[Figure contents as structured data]
-=-=-

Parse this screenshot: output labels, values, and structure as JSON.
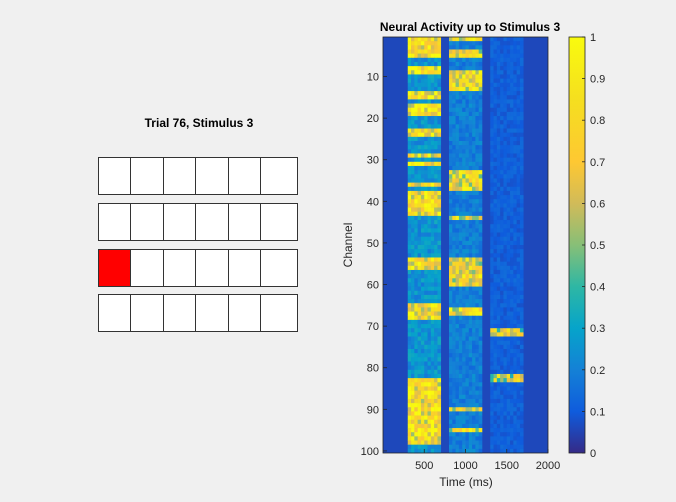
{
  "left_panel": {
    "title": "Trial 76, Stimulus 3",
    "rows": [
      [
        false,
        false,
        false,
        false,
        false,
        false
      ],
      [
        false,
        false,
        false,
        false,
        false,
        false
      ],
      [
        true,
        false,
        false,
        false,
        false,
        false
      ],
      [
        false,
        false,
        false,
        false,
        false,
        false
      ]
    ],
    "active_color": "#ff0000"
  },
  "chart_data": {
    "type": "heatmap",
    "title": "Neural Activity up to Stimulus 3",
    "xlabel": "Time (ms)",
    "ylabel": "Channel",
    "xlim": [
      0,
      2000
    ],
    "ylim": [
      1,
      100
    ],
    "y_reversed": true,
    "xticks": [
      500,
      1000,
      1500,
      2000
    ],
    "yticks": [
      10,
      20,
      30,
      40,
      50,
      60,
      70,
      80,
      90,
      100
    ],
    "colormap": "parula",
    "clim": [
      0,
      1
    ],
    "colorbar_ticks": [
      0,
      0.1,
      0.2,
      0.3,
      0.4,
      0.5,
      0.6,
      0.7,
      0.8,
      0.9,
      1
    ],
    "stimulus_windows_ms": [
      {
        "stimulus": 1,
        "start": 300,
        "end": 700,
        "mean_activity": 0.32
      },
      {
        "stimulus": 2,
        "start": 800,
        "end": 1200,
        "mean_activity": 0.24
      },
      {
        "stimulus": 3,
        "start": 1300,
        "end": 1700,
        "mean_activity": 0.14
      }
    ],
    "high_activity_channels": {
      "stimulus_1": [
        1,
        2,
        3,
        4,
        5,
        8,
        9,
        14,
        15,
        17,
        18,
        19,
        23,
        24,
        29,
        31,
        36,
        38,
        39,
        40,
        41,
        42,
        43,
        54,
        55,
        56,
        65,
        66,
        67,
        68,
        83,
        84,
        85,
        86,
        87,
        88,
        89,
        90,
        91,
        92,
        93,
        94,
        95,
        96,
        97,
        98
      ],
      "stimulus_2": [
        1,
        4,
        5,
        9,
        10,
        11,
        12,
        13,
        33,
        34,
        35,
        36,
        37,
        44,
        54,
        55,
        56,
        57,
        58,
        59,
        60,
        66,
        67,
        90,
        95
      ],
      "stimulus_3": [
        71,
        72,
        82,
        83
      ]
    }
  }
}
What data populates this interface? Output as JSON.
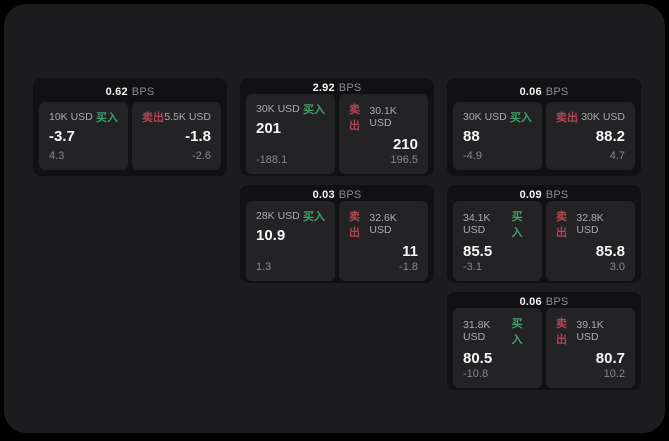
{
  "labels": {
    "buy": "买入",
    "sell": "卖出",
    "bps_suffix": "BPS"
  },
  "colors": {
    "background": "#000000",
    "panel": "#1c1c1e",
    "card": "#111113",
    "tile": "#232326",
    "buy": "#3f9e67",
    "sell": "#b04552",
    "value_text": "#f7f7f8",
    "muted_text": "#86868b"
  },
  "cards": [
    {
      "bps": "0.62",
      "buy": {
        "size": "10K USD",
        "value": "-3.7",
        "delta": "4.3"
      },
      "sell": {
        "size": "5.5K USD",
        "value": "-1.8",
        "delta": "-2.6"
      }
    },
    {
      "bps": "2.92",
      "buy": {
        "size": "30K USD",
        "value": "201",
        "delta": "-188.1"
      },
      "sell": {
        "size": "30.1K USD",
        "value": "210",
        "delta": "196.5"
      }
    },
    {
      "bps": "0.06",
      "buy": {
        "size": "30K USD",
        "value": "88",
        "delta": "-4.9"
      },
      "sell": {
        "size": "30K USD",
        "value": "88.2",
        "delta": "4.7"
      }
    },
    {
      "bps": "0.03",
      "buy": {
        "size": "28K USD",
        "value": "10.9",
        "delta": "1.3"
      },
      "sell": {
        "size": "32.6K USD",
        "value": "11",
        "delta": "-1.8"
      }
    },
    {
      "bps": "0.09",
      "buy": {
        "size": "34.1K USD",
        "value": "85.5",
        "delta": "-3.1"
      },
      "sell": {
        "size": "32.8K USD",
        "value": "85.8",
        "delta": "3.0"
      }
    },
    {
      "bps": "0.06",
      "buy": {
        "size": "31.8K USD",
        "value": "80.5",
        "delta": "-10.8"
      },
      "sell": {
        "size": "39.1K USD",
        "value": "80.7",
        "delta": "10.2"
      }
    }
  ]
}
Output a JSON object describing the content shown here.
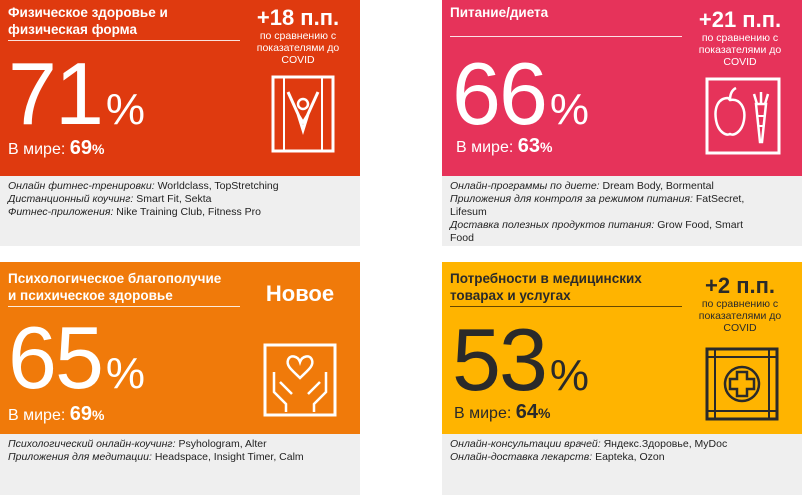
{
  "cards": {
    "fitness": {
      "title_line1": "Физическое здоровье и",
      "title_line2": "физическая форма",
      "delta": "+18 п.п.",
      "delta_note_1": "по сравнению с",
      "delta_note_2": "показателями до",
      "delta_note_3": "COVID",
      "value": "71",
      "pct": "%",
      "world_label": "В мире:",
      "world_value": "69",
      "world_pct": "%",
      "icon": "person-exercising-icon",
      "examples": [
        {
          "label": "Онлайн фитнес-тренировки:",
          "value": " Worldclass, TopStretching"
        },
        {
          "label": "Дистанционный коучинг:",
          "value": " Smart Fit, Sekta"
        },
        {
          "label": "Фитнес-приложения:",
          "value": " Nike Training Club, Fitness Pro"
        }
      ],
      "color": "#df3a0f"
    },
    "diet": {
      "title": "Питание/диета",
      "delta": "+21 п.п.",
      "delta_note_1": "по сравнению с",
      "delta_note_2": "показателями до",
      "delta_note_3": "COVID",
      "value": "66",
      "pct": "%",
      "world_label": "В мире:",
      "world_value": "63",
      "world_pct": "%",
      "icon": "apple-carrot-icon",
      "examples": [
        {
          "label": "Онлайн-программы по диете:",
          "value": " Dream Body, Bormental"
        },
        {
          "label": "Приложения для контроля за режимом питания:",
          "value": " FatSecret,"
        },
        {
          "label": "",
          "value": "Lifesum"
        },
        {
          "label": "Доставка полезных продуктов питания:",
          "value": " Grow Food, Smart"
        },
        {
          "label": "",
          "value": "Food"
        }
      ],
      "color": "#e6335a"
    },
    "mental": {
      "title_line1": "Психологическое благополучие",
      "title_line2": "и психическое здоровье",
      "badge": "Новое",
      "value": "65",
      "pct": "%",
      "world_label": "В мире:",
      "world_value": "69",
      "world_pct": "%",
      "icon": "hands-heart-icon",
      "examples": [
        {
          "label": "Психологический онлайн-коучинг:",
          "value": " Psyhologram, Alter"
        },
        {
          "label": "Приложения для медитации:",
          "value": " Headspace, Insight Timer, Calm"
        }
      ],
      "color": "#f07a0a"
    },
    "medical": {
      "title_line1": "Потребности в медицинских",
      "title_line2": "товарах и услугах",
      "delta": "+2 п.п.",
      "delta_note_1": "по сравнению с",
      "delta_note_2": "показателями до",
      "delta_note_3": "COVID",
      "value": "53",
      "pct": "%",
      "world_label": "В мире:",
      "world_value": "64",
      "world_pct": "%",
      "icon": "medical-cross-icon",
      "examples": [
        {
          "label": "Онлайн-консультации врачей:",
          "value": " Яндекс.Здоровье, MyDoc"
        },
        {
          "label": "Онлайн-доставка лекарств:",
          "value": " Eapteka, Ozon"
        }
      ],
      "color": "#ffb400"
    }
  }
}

-=-=-

» **Task objective**:
Every record above should be transcribed exactly; the pictures stay out of the copy.

» **Expected answer**:
Parse this screenshot: output labels, values, and structure as JSON.
{
  "left_panel": {
    "title": "Trial 76, Stimulus 3",
    "rows": [
      [
        false,
        false,
        false,
        false,
        false,
        false
      ],
      [
        false,
        false,
        false,
        false,
        false,
        false
      ],
      [
        true,
        false,
        false,
        false,
        false,
        false
      ],
      [
        false,
        false,
        false,
        false,
        false,
        false
      ]
    ],
    "active_color": "#ff0000"
  },
  "chart_data": {
    "type": "heatmap",
    "title": "Neural Activity up to Stimulus 3",
    "xlabel": "Time (ms)",
    "ylabel": "Channel",
    "xlim": [
      0,
      2000
    ],
    "ylim": [
      1,
      100
    ],
    "y_reversed": true,
    "xticks": [
      500,
      1000,
      1500,
      2000
    ],
    "yticks": [
      10,
      20,
      30,
      40,
      50,
      60,
      70,
      80,
      90,
      100
    ],
    "colormap": "parula",
    "clim": [
      0,
      1
    ],
    "colorbar_ticks": [
      0,
      0.1,
      0.2,
      0.3,
      0.4,
      0.5,
      0.6,
      0.7,
      0.8,
      0.9,
      1
    ],
    "stimulus_windows_ms": [
      {
        "stimulus": 1,
        "start": 300,
        "end": 700,
        "mean_activity": 0.32
      },
      {
        "stimulus": 2,
        "start": 800,
        "end": 1200,
        "mean_activity": 0.24
      },
      {
        "stimulus": 3,
        "start": 1300,
        "end": 1700,
        "mean_activity": 0.14
      }
    ],
    "high_activity_channels": {
      "stimulus_1": [
        1,
        2,
        3,
        4,
        5,
        8,
        9,
        14,
        15,
        17,
        18,
        19,
        23,
        24,
        29,
        31,
        36,
        38,
        39,
        40,
        41,
        42,
        43,
        54,
        55,
        56,
        65,
        66,
        67,
        68,
        83,
        84,
        85,
        86,
        87,
        88,
        89,
        90,
        91,
        92,
        93,
        94,
        95,
        96,
        97,
        98
      ],
      "stimulus_2": [
        1,
        4,
        5,
        9,
        10,
        11,
        12,
        13,
        33,
        34,
        35,
        36,
        37,
        44,
        54,
        55,
        56,
        57,
        58,
        59,
        60,
        66,
        67,
        90,
        95
      ],
      "stimulus_3": [
        71,
        72,
        82,
        83
      ]
    }
  }
}
What data populates this interface? Output as JSON.
{
  "labels": {
    "buy": "买入",
    "sell": "卖出",
    "bps_suffix": "BPS"
  },
  "colors": {
    "background": "#000000",
    "panel": "#1c1c1e",
    "card": "#111113",
    "tile": "#232326",
    "buy": "#3f9e67",
    "sell": "#b04552",
    "value_text": "#f7f7f8",
    "muted_text": "#86868b"
  },
  "cards": [
    {
      "bps": "0.62",
      "buy": {
        "size": "10K USD",
        "value": "-3.7",
        "delta": "4.3"
      },
      "sell": {
        "size": "5.5K USD",
        "value": "-1.8",
        "delta": "-2.6"
      }
    },
    {
      "bps": "2.92",
      "buy": {
        "size": "30K USD",
        "value": "201",
        "delta": "-188.1"
      },
      "sell": {
        "size": "30.1K USD",
        "value": "210",
        "delta": "196.5"
      }
    },
    {
      "bps": "0.06",
      "buy": {
        "size": "30K USD",
        "value": "88",
        "delta": "-4.9"
      },
      "sell": {
        "size": "30K USD",
        "value": "88.2",
        "delta": "4.7"
      }
    },
    {
      "bps": "0.03",
      "buy": {
        "size": "28K USD",
        "value": "10.9",
        "delta": "1.3"
      },
      "sell": {
        "size": "32.6K USD",
        "value": "11",
        "delta": "-1.8"
      }
    },
    {
      "bps": "0.09",
      "buy": {
        "size": "34.1K USD",
        "value": "85.5",
        "delta": "-3.1"
      },
      "sell": {
        "size": "32.8K USD",
        "value": "85.8",
        "delta": "3.0"
      }
    },
    {
      "bps": "0.06",
      "buy": {
        "size": "31.8K USD",
        "value": "80.5",
        "delta": "-10.8"
      },
      "sell": {
        "size": "39.1K USD",
        "value": "80.7",
        "delta": "10.2"
      }
    }
  ]
}
Output a JSON object describing the content shown here.
{
  "cards": {
    "fitness": {
      "title_line1": "Физическое здоровье и",
      "title_line2": "физическая форма",
      "delta": "+18 п.п.",
      "delta_note_1": "по сравнению с",
      "delta_note_2": "показателями до",
      "delta_note_3": "COVID",
      "value": "71",
      "pct": "%",
      "world_label": "В мире:",
      "world_value": "69",
      "world_pct": "%",
      "icon": "person-exercising-icon",
      "examples": [
        {
          "label": "Онлайн фитнес-тренировки:",
          "value": " Worldclass, TopStretching"
        },
        {
          "label": "Дистанционный коучинг:",
          "value": " Smart Fit, Sekta"
        },
        {
          "label": "Фитнес-приложения:",
          "value": " Nike Training Club, Fitness Pro"
        }
      ],
      "color": "#df3a0f"
    },
    "diet": {
      "title": "Питание/диета",
      "delta": "+21 п.п.",
      "delta_note_1": "по сравнению с",
      "delta_note_2": "показателями до",
      "delta_note_3": "COVID",
      "value": "66",
      "pct": "%",
      "world_label": "В мире:",
      "world_value": "63",
      "world_pct": "%",
      "icon": "apple-carrot-icon",
      "examples": [
        {
          "label": "Онлайн-программы по диете:",
          "value": " Dream Body, Bormental"
        },
        {
          "label": "Приложения для контроля за режимом питания:",
          "value": " FatSecret,"
        },
        {
          "label": "",
          "value": "Lifesum"
        },
        {
          "label": "Доставка полезных продуктов питания:",
          "value": " Grow Food, Smart"
        },
        {
          "label": "",
          "value": "Food"
        }
      ],
      "color": "#e6335a"
    },
    "mental": {
      "title_line1": "Психологическое благополучие",
      "title_line2": "и психическое здоровье",
      "badge": "Новое",
      "value": "65",
      "pct": "%",
      "world_label": "В мире:",
      "world_value": "69",
      "world_pct": "%",
      "icon": "hands-heart-icon",
      "examples": [
        {
          "label": "Психологический онлайн-коучинг:",
          "value": " Psyhologram, Alter"
        },
        {
          "label": "Приложения для медитации:",
          "value": " Headspace, Insight Timer, Calm"
        }
      ],
      "color": "#f07a0a"
    },
    "medical": {
      "title_line1": "Потребности в медицинских",
      "title_line2": "товарах и услугах",
      "delta": "+2 п.п.",
      "delta_note_1": "по сравнению с",
      "delta_note_2": "показателями до",
      "delta_note_3": "COVID",
      "value": "53",
      "pct": "%",
      "world_label": "В мире:",
      "world_value": "64",
      "world_pct": "%",
      "icon": "medical-cross-icon",
      "examples": [
        {
          "label": "Онлайн-консультации врачей:",
          "value": " Яндекс.Здоровье, MyDoc"
        },
        {
          "label": "Онлайн-доставка лекарств:",
          "value": " Eapteka, Ozon"
        }
      ],
      "color": "#ffb400"
    }
  }
}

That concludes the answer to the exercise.